• **Exercise goal**:
Sift the listing for lines that hold the string "Nacional" and pull them out.

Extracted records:
- - - - - - -

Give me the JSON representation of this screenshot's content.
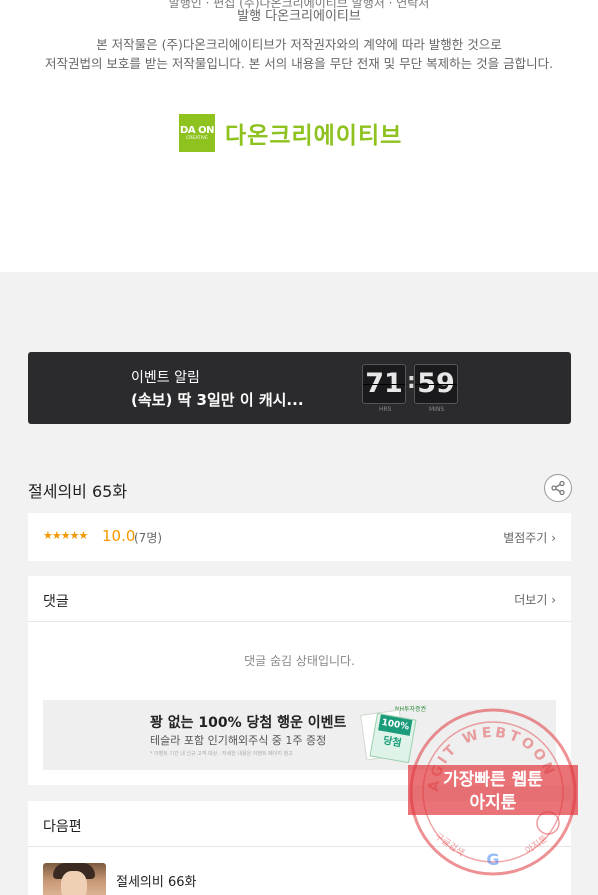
{
  "footer": {
    "partial_line": "발행인 · 편집  (주)다온크리에이티브  발행처 · 연락처",
    "publisher": "발행 다온크리에이티브",
    "copyright_line1": "본 저작물은 (주)다온크리에이티브가 저작권자와의 계약에 따라 발행한 것으로",
    "copyright_line2": "저작권법의 보호를 받는 저작물입니다. 본 서의 내용을 무단 전재 및 무단 복제하는 것을 금합니다.",
    "logo_box_top": "DA ON",
    "logo_box_bottom": "CREATIVE",
    "logo_text": "다온크리에이티브"
  },
  "event": {
    "label": "이벤트 알림",
    "headline": "(속보) 딱 3일만 이 캐시...",
    "hours": "71",
    "minutes": "59",
    "hours_label": "HRS",
    "minutes_label": "MINS"
  },
  "episode": {
    "title": "절세의비 65화",
    "stars": "★★★★★",
    "score": "10.0",
    "count": "(7명)",
    "rate_button": "별점주기"
  },
  "comments": {
    "title": "댓글",
    "more": "더보기",
    "hidden_message": "댓글 숨김 상태입니다.",
    "ad": {
      "line1": "꽝 없는 100% 당첨 행운 이벤트",
      "line2": "테슬라 포함 인기해외주식 중 1주 증정",
      "line3": "* 이벤트 기간 내 신규 고객 대상 · 자세한 내용은 이벤트 페이지 참고",
      "brand": "NH투자증권",
      "card_top": "100%",
      "card_bottom": "당첨"
    }
  },
  "next": {
    "title": "다음편",
    "episode_title": "절세의비 66화"
  },
  "watermark": {
    "ring_text": "AGIT WEBTOON",
    "line1": "가장빠른 웹툰",
    "line2": "아지툰",
    "bottom_left": "구글검색",
    "bottom_right": "아지툰"
  },
  "colors": {
    "brand_green": "#8dc21f",
    "star_orange": "#f39800",
    "event_bg": "#2b2a2d",
    "watermark_red": "#e0373c"
  }
}
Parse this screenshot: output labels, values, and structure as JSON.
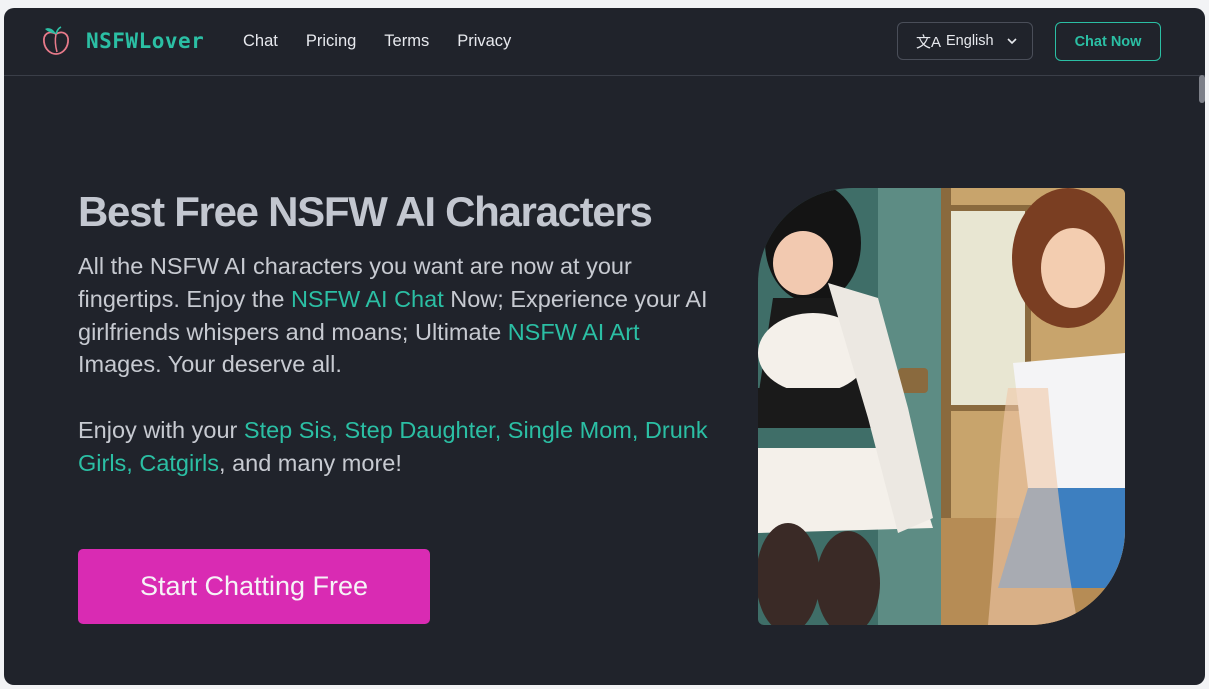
{
  "brand": {
    "name": "NSFWLover",
    "logo_icon": "peach-icon"
  },
  "nav": {
    "links": [
      "Chat",
      "Pricing",
      "Terms",
      "Privacy"
    ]
  },
  "language": {
    "icon": "translate-icon",
    "value": "English"
  },
  "header_cta": "Chat Now",
  "hero": {
    "title": "Best Free NSFW AI Characters",
    "p1": {
      "a": "All the NSFW AI characters you want are now at your fingertips. Enjoy the ",
      "link1": "NSFW AI Chat",
      "b": " Now; Experience your AI girlfriends whispers and moans; Ultimate ",
      "link2": "NSFW AI Art",
      "c": " Images. Your deserve all."
    },
    "p2": {
      "a": "Enjoy with your ",
      "links": "Step Sis, Step Daughter, Single Mom, Drunk Girls, Catgirls",
      "b": ", and many more!"
    },
    "cta": "Start Chatting Free"
  },
  "colors": {
    "accent": "#2bbfa4",
    "cta": "#d92bb3",
    "background": "#20232b",
    "title": "#c3c7d0"
  }
}
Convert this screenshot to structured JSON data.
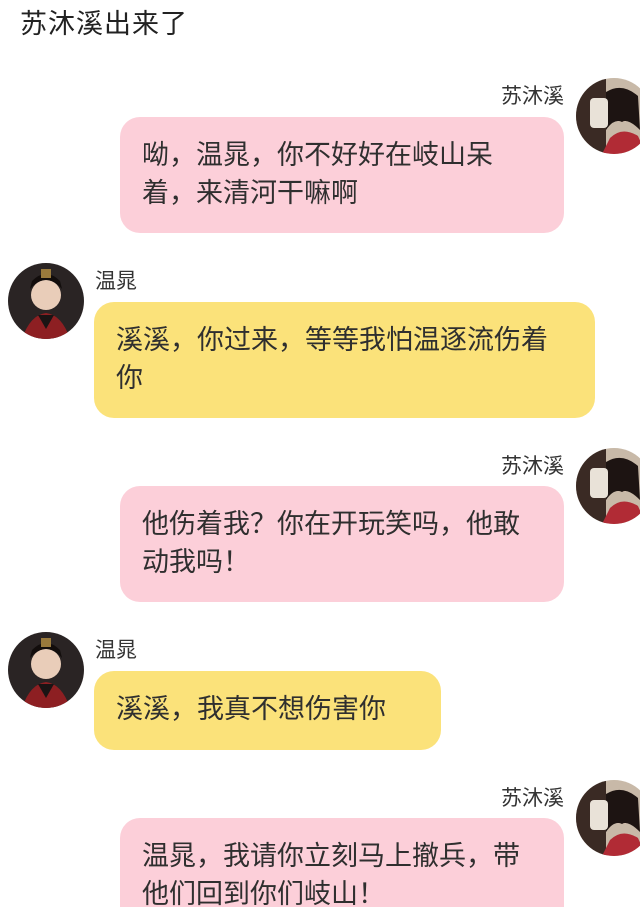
{
  "header": {
    "title": "苏沐溪出来了"
  },
  "colors": {
    "pink_bubble": "#fccfd9",
    "yellow_bubble": "#fbe27a"
  },
  "messages": [
    {
      "sender": "苏沐溪",
      "side": "right",
      "text": "呦，温晁，你不好好在岐山呆着，来清河干嘛啊"
    },
    {
      "sender": "温晁",
      "side": "left",
      "text": "溪溪，你过来，等等我怕温逐流伤着你"
    },
    {
      "sender": "苏沐溪",
      "side": "right",
      "text": "他伤着我？你在开玩笑吗，他敢动我吗！"
    },
    {
      "sender": "温晁",
      "side": "left",
      "text": "溪溪，我真不想伤害你"
    },
    {
      "sender": "苏沐溪",
      "side": "right",
      "text": "温晁，我请你立刻马上撤兵，带他们回到你们岐山！"
    }
  ]
}
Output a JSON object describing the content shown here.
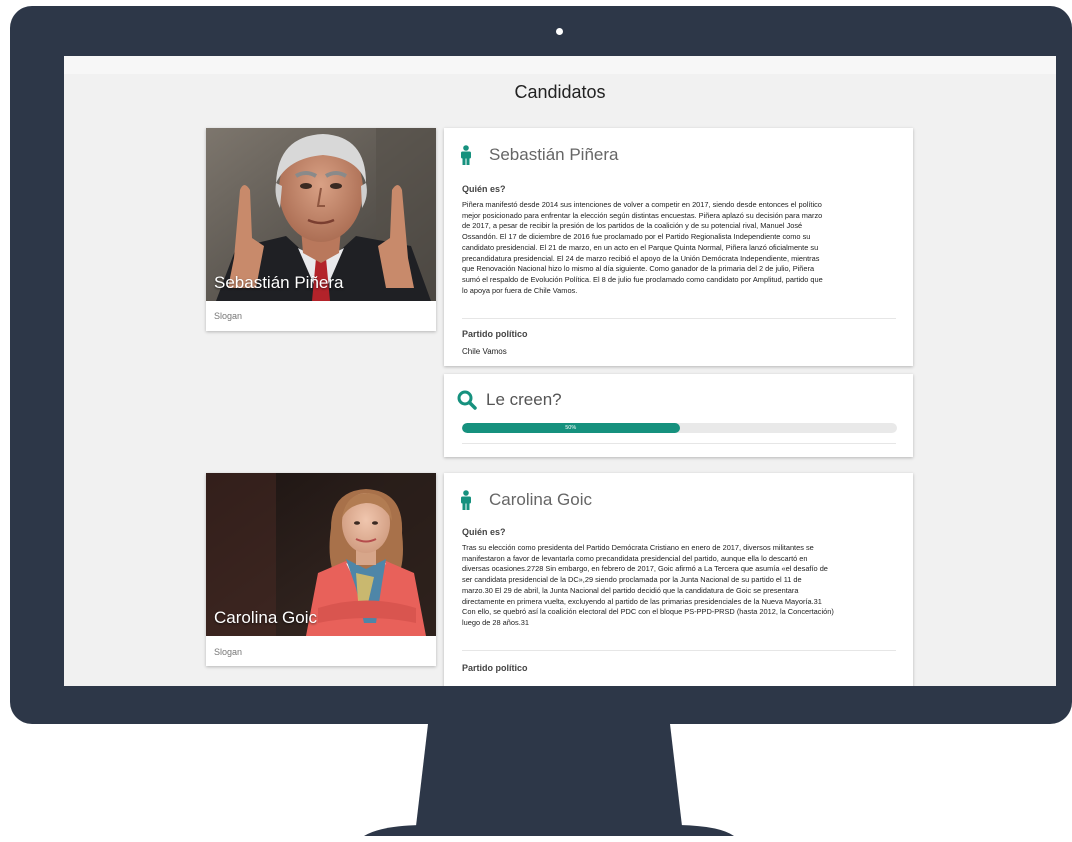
{
  "page": {
    "title": "Candidatos"
  },
  "colors": {
    "accent": "#16917e",
    "frame": "#2d3748",
    "screen_bg": "#f1f1f1"
  },
  "icons": {
    "person": "person-icon",
    "search": "search-icon"
  },
  "candidates": [
    {
      "name": "Sebastián Piñera",
      "slogan": "Slogan",
      "who_label": "Quién es?",
      "bio_lines": [
        "Piñera manifestó desde 2014 sus intenciones de volver a competir en 2017, siendo desde entonces el político",
        "mejor posicionado para enfrentar la elección según distintas encuestas. Piñera aplazó su decisión para marzo",
        "de 2017, a pesar de recibir la presión de los partidos de la coalición y de su potencial rival, Manuel José",
        "Ossandón. El 17 de diciembre de 2016 fue proclamado por el Partido Regionalista Independiente como su",
        "candidato presidencial. El 21 de marzo, en un acto en el Parque Quinta Normal, Piñera lanzó oficialmente su",
        "precandidatura presidencial. El 24 de marzo recibió el apoyo de la Unión Demócrata Independiente, mientras",
        "que Renovación Nacional hizo lo mismo al día siguiente. Como ganador de la primaria del 2 de julio, Piñera",
        "sumó el respaldo de Evolución Política. El 8 de julio fue proclamado como candidato por Amplitud, partido que",
        "lo apoya por fuera de Chile Vamos."
      ],
      "party_label": "Partido político",
      "party": "Chile Vamos",
      "belief_label": "Le creen?",
      "belief_percent": 50,
      "belief_text": "50%"
    },
    {
      "name": "Carolina Goic",
      "slogan": "Slogan",
      "who_label": "Quién es?",
      "bio_lines": [
        "Tras su elección como presidenta del Partido Demócrata Cristiano en enero de 2017, diversos militantes se",
        "manifestaron a favor de levantarla como precandidata presidencial del partido, aunque ella lo descartó en",
        "diversas ocasiones.2728 Sin embargo, en febrero de 2017, Goic afirmó a La Tercera que asumía «el desafío de",
        "ser candidata presidencial de la DC»,29 siendo proclamada por la Junta Nacional de su partido el 11 de",
        "marzo.30 El 29 de abril, la Junta Nacional del partido decidió que la candidatura de Goic se presentara",
        "directamente en primera vuelta, excluyendo al partido de las primarias presidenciales de la Nueva Mayoría.31",
        "Con ello, se quebró así la coalición electoral del PDC con el bloque PS-PPD-PRSD (hasta 2012, la Concertación)",
        "luego de 28 años.31"
      ],
      "party_label": "Partido político"
    }
  ]
}
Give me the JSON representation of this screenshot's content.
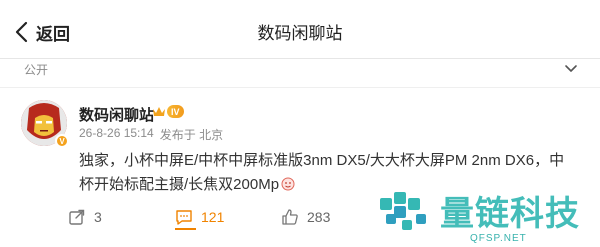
{
  "header": {
    "back_label": "返回",
    "title": "数码闲聊站"
  },
  "visibility": {
    "label": "公开"
  },
  "post": {
    "author": "数码闲聊站",
    "level": "IV",
    "timestamp": "26-8-26 15:14",
    "source": "发布于 北京",
    "body": "独家，小杯中屏E/中杯中屏标准版3nm DX5/大大杯大屏PM 2nm DX6，中杯开始标配主摄/长焦双200Mp",
    "avatar_badge": "V"
  },
  "actions": {
    "reposts": "3",
    "comments": "121",
    "likes": "283"
  },
  "watermark": {
    "brand": "量链科技",
    "domain": "QFSP.NET"
  },
  "colors": {
    "accent_orange": "#f08300",
    "watermark_teal": "#35b8b4",
    "avatar_red": "#b72a1d"
  }
}
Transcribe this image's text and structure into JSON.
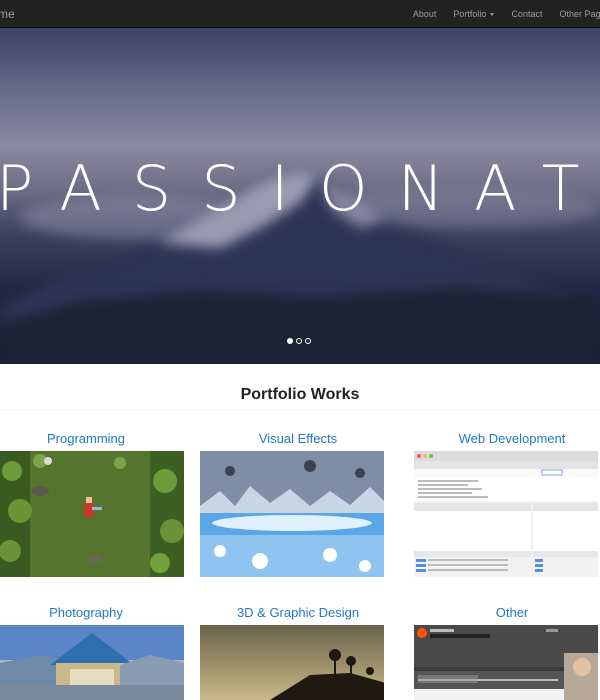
{
  "nav": {
    "brand": "me",
    "items": [
      {
        "label": "About"
      },
      {
        "label": "Portfolio"
      },
      {
        "label": "Contact"
      },
      {
        "label": "Other Pages"
      }
    ]
  },
  "hero": {
    "headline": "PASSIONATE",
    "slides_total": 3,
    "active_slide": 1
  },
  "portfolio": {
    "title": "Portfolio Works",
    "categories": [
      {
        "label": "Programming"
      },
      {
        "label": "Visual Effects"
      },
      {
        "label": "Web Development"
      },
      {
        "label": "Photography"
      },
      {
        "label": "3D & Graphic Design"
      },
      {
        "label": "Other"
      }
    ]
  },
  "colors": {
    "navbar": "#222222",
    "nav_text": "#9d9d9d",
    "link_blue": "#2378c7",
    "heading": "#222222"
  }
}
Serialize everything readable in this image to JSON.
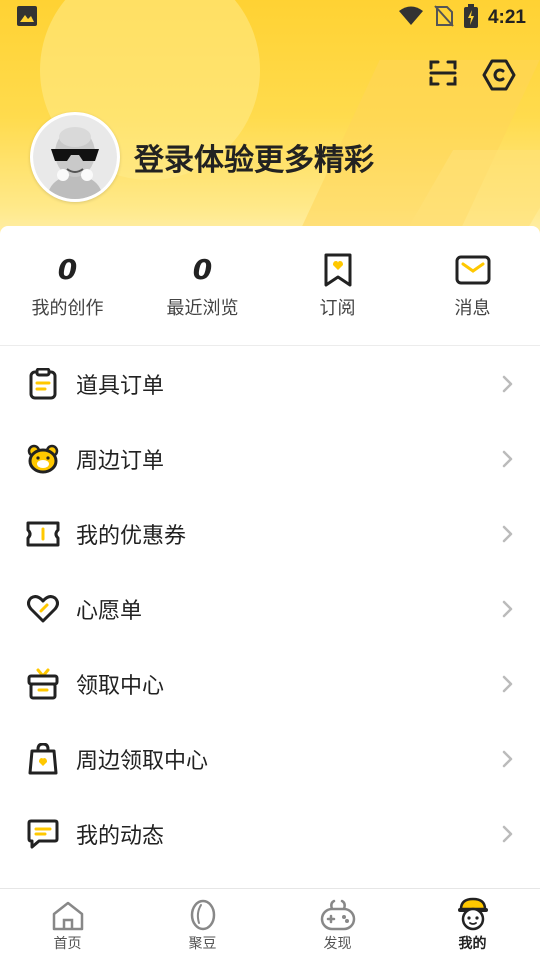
{
  "status_bar": {
    "time": "4:21"
  },
  "header": {
    "login_prompt": "登录体验更多精彩",
    "accent": "#ffd233"
  },
  "stats": [
    {
      "value": "0",
      "label": "我的创作"
    },
    {
      "value": "0",
      "label": "最近浏览"
    },
    {
      "icon": "bookmark-icon",
      "label": "订阅"
    },
    {
      "icon": "mail-icon",
      "label": "消息"
    }
  ],
  "menu": [
    {
      "icon": "clipboard-icon",
      "label": "道具订单"
    },
    {
      "icon": "bear-icon",
      "label": "周边订单"
    },
    {
      "icon": "coupon-icon",
      "label": "我的优惠券"
    },
    {
      "icon": "heart-icon",
      "label": "心愿单"
    },
    {
      "icon": "gift-box-icon",
      "label": "领取中心"
    },
    {
      "icon": "shopping-bag-icon",
      "label": "周边领取中心"
    },
    {
      "icon": "chat-icon",
      "label": "我的动态"
    }
  ],
  "tabbar": [
    {
      "icon": "home-icon",
      "label": "首页"
    },
    {
      "icon": "bean-icon",
      "label": "聚豆"
    },
    {
      "icon": "gamepad-icon",
      "label": "发现"
    },
    {
      "icon": "mascot-icon",
      "label": "我的",
      "active": true
    }
  ]
}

- - - - - - -

• **Task solution**:
        "que Renovación Nacional hizo lo mismo al día siguiente. Como ganador de la primaria del 2 de julio, Piñera",
        "ser candidata presidencial de la DC»,29 siendo proclamada por la Junta Nacional de su partido el 11 de",
        "marzo.30 El 29 de abril, la Junta Nacional del partido decidió que la candidatura de Goic se presentara",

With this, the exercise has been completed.